▸ YOUR TASK: Count the lines in the records below that contain the word "отчетного", and give only that number.

▸ PROVIDED INFORMATION:

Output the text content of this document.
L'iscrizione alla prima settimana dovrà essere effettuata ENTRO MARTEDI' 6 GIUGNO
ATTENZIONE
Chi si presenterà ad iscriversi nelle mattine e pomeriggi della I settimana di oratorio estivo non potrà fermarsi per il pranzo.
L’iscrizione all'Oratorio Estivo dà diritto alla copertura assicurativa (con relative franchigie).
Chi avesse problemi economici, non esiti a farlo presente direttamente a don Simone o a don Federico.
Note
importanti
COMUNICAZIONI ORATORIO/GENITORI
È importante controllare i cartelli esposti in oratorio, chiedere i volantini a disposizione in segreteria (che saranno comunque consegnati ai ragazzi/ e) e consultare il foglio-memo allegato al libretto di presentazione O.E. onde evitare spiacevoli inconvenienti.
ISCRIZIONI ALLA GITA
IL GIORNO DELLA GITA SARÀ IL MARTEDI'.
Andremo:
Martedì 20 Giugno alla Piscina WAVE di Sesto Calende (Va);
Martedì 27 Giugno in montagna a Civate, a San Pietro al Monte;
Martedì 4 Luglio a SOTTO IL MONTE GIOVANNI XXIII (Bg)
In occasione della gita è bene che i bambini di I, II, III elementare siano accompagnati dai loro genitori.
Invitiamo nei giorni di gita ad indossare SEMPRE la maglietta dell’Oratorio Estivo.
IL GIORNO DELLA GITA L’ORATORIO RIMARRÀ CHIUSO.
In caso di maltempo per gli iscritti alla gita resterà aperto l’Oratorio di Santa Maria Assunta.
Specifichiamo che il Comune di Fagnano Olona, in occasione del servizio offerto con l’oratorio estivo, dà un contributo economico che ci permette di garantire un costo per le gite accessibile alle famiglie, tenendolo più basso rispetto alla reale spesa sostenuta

---

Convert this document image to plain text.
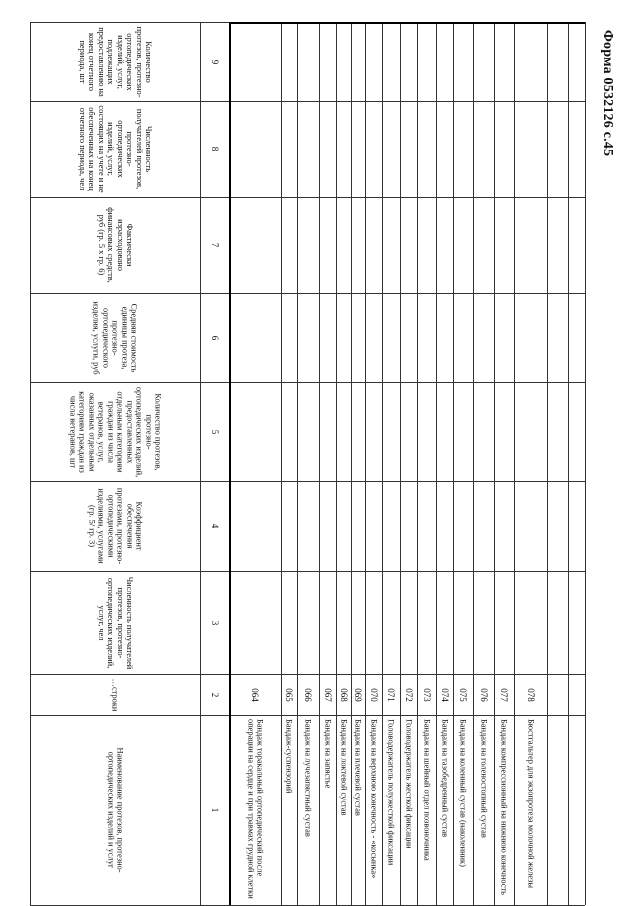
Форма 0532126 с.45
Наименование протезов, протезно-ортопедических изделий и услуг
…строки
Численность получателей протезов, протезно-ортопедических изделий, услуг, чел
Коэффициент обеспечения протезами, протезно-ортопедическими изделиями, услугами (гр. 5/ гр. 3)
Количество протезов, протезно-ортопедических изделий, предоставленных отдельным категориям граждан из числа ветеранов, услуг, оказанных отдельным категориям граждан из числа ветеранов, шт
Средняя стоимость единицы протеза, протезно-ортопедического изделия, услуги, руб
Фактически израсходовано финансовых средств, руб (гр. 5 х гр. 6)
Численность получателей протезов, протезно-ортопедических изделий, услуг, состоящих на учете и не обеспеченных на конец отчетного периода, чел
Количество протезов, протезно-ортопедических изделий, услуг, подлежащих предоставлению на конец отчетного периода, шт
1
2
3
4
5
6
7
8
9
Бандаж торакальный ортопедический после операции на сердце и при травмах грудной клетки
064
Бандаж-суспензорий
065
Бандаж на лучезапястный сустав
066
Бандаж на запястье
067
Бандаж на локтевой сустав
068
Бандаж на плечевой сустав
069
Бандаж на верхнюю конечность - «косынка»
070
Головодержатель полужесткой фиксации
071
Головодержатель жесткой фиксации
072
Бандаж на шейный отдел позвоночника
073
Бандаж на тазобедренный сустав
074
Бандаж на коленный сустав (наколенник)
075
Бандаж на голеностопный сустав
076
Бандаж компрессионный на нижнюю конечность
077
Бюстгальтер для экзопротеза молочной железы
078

▸ WORKED ANSWER: 2